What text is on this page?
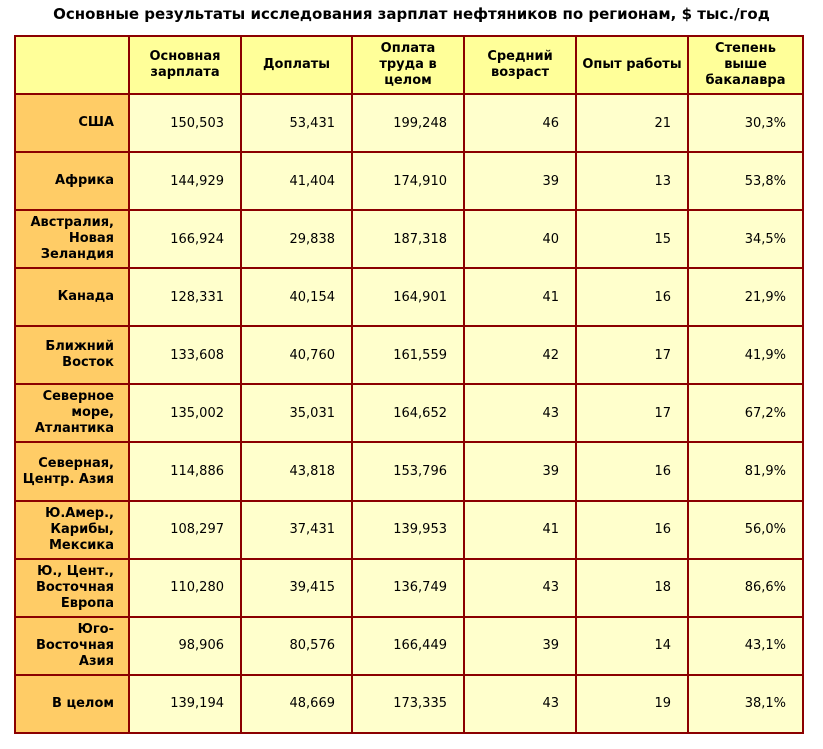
Основные результаты исследования зарплат нефтяников по регионам, $ тыс./год
	Основная зарплата	Доплаты	Оплата труда в целом	Средний возраст	Опыт работы	Степень выше бакалавра
США	150,503	53,431	199,248	46	21	30,3%
Африка	144,929	41,404	174,910	39	13	53,8%
Австралия, Новая Зеландия	166,924	29,838	187,318	40	15	34,5%
Канада	128,331	40,154	164,901	41	16	21,9%
Ближний Восток	133,608	40,760	161,559	42	17	41,9%
Северное море, Атлантика	135,002	35,031	164,652	43	17	67,2%
Северная, Центр. Азия	114,886	43,818	153,796	39	16	81,9%
Ю.Амер., Карибы, Мексика	108,297	37,431	139,953	41	16	56,0%
Ю., Цент., Восточная Европа	110,280	39,415	136,749	43	18	86,6%
Юго-Восточная Азия	98,906	80,576	166,449	39	14	43,1%
В целом	139,194	48,669	173,335	43	19	38,1%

Set problem: Write out the entries again, exactly as given, skipping any images.

Task solution:
What text is on this page?
Основные результаты исследования зарплат нефтяников по регионам, $ тыс./год
	Основная зарплата	Доплаты	Оплата труда в целом	Средний возраст	Опыт работы	Степень выше бакалавра
США	150,503	53,431	199,248	46	21	30,3%
Африка	144,929	41,404	174,910	39	13	53,8%
Австралия, Новая Зеландия	166,924	29,838	187,318	40	15	34,5%
Канада	128,331	40,154	164,901	41	16	21,9%
Ближний Восток	133,608	40,760	161,559	42	17	41,9%
Северное море, Атлантика	135,002	35,031	164,652	43	17	67,2%
Северная, Центр. Азия	114,886	43,818	153,796	39	16	81,9%
Ю.Амер., Карибы, Мексика	108,297	37,431	139,953	41	16	56,0%
Ю., Цент., Восточная Европа	110,280	39,415	136,749	43	18	86,6%
Юго-Восточная Азия	98,906	80,576	166,449	39	14	43,1%
В целом	139,194	48,669	173,335	43	19	38,1%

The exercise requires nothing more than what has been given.